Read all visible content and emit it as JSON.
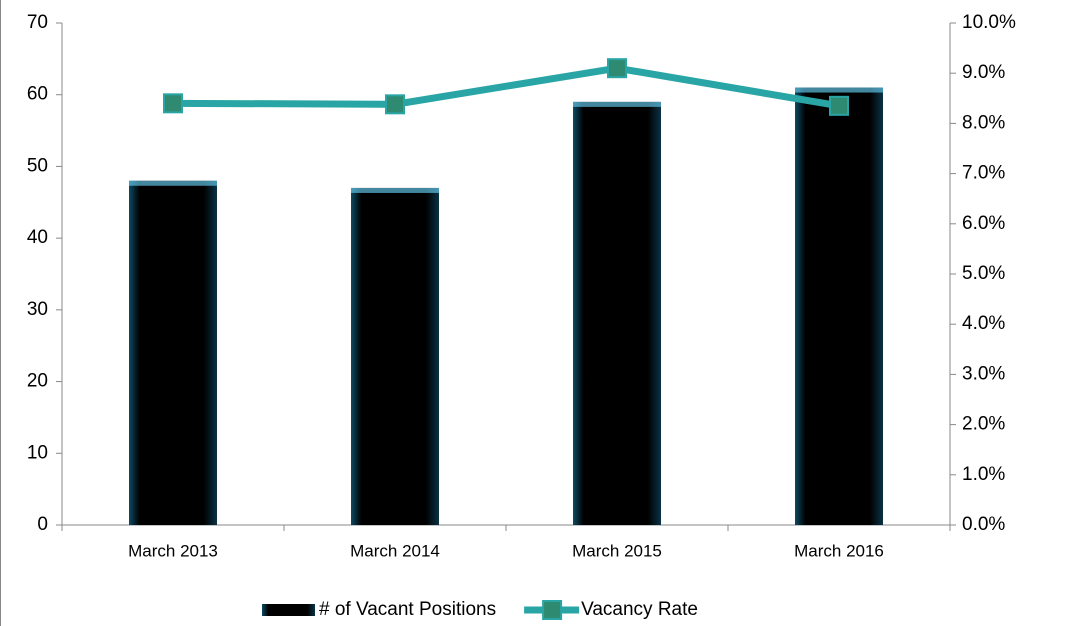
{
  "chart_data": {
    "type": "bar",
    "categories": [
      "March 2013",
      "March 2014",
      "March 2015",
      "March 2016"
    ],
    "series": [
      {
        "name": "# of Vacant Positions",
        "type": "bar",
        "color": "#1a8ab5",
        "values": [
          48,
          47,
          59,
          61
        ]
      },
      {
        "name": "Vacancy Rate",
        "type": "line",
        "axis": "y2",
        "color": "#2aa5a5",
        "marker_color": "#2e8b72",
        "values": [
          8.4,
          8.38,
          9.1,
          8.35
        ]
      }
    ],
    "ylim": [
      0,
      70
    ],
    "yticks": [
      0,
      10,
      20,
      30,
      40,
      50,
      60,
      70
    ],
    "y2lim": [
      0,
      10
    ],
    "y2ticks": [
      {
        "value": 0,
        "label": "0.0%"
      },
      {
        "value": 1,
        "label": "1.0%"
      },
      {
        "value": 2,
        "label": "2.0%"
      },
      {
        "value": 3,
        "label": "3.0%"
      },
      {
        "value": 4,
        "label": "4.0%"
      },
      {
        "value": 5,
        "label": "5.0%"
      },
      {
        "value": 6,
        "label": "6.0%"
      },
      {
        "value": 7,
        "label": "7.0%"
      },
      {
        "value": 8,
        "label": "8.0%"
      },
      {
        "value": 9,
        "label": "9.0%"
      },
      {
        "value": 10,
        "label": "10.0%"
      }
    ],
    "legend": "bottom",
    "grid": false
  }
}
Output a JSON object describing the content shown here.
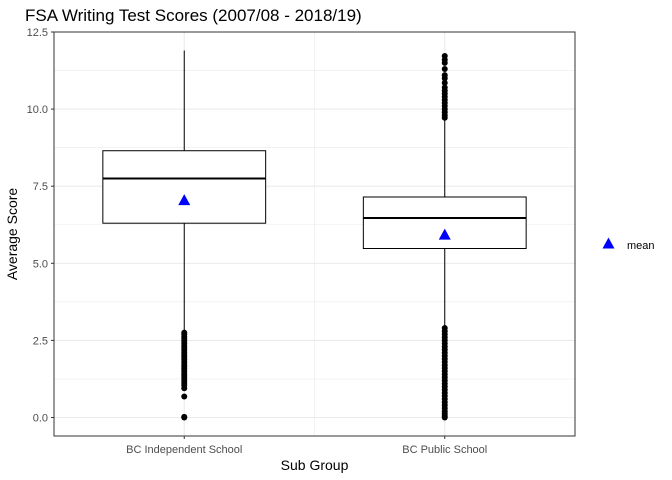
{
  "chart_data": {
    "type": "box",
    "title": "FSA Writing Test Scores (2007/08 - 2018/19)",
    "xlabel": "Sub Group",
    "ylabel": "Average Score",
    "ylim": [
      -0.6,
      12.5
    ],
    "yticks": [
      0.0,
      2.5,
      5.0,
      7.5,
      10.0,
      12.5
    ],
    "ytick_labels": [
      "0.0",
      "2.5",
      "5.0",
      "7.5",
      "10.0",
      "12.5"
    ],
    "grid": true,
    "categories": [
      "BC Independent School",
      "BC Public School"
    ],
    "boxes": [
      {
        "category": "BC Independent School",
        "whisker_low": 2.8,
        "q1": 6.3,
        "median": 7.75,
        "q3": 8.65,
        "whisker_high": 11.9,
        "mean": 7.05,
        "outliers_low": [
          0.0,
          0.02,
          0.68,
          0.95,
          1.05,
          1.12,
          1.2,
          1.28,
          1.35,
          1.42,
          1.5,
          1.58,
          1.65,
          1.72,
          1.8,
          1.88,
          1.95,
          2.02,
          2.1,
          2.18,
          2.25,
          2.32,
          2.4,
          2.48,
          2.55,
          2.62,
          2.7,
          2.75
        ],
        "outliers_high": []
      },
      {
        "category": "BC Public School",
        "whisker_low": 2.95,
        "q1": 5.48,
        "median": 6.47,
        "q3": 7.15,
        "whisker_high": 9.65,
        "mean": 5.93,
        "outliers_low": [
          0.0,
          0.05,
          0.12,
          0.2,
          0.3,
          0.4,
          0.5,
          0.6,
          0.7,
          0.8,
          0.9,
          1.0,
          1.1,
          1.2,
          1.3,
          1.4,
          1.5,
          1.6,
          1.7,
          1.8,
          1.9,
          2.0,
          2.1,
          2.2,
          2.3,
          2.4,
          2.5,
          2.6,
          2.7,
          2.8,
          2.9
        ],
        "outliers_high": [
          9.72,
          9.8,
          9.9,
          10.0,
          10.1,
          10.2,
          10.3,
          10.4,
          10.5,
          10.6,
          10.7,
          10.85,
          11.0,
          11.1,
          11.3,
          11.5,
          11.6,
          11.72
        ]
      }
    ],
    "legend": {
      "position": "right",
      "items": [
        {
          "label": "mean",
          "shape": "triangle",
          "color": "#0000ff"
        }
      ]
    },
    "colors": {
      "mean_marker": "#0000ff",
      "box_stroke": "#000000",
      "grid": "#ebebeb",
      "panel_border": "#333333"
    }
  }
}
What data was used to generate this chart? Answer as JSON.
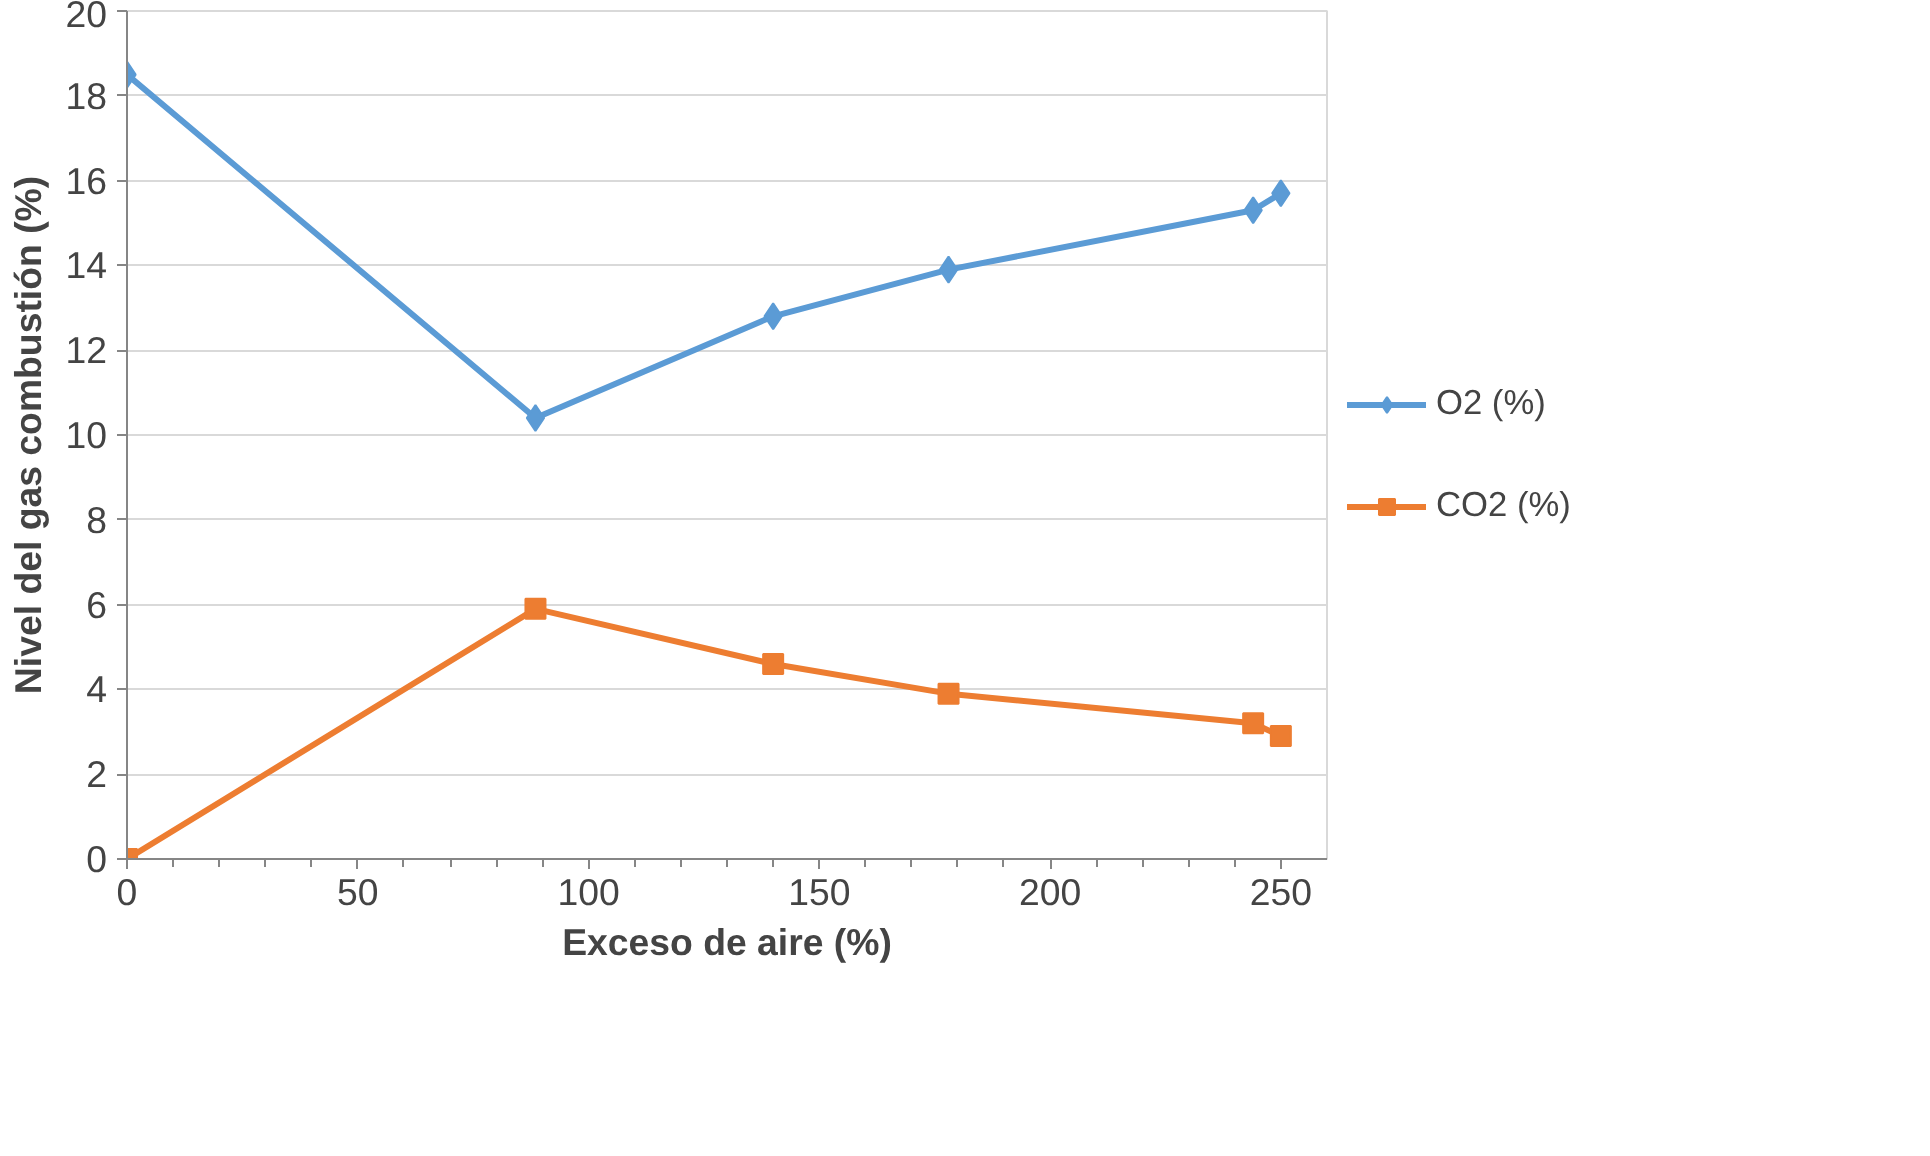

WHAT IS BEING ASKED
Above are the entries; count how many of their lines contain the word "Independent" and give only that number.

TASK RESULT
2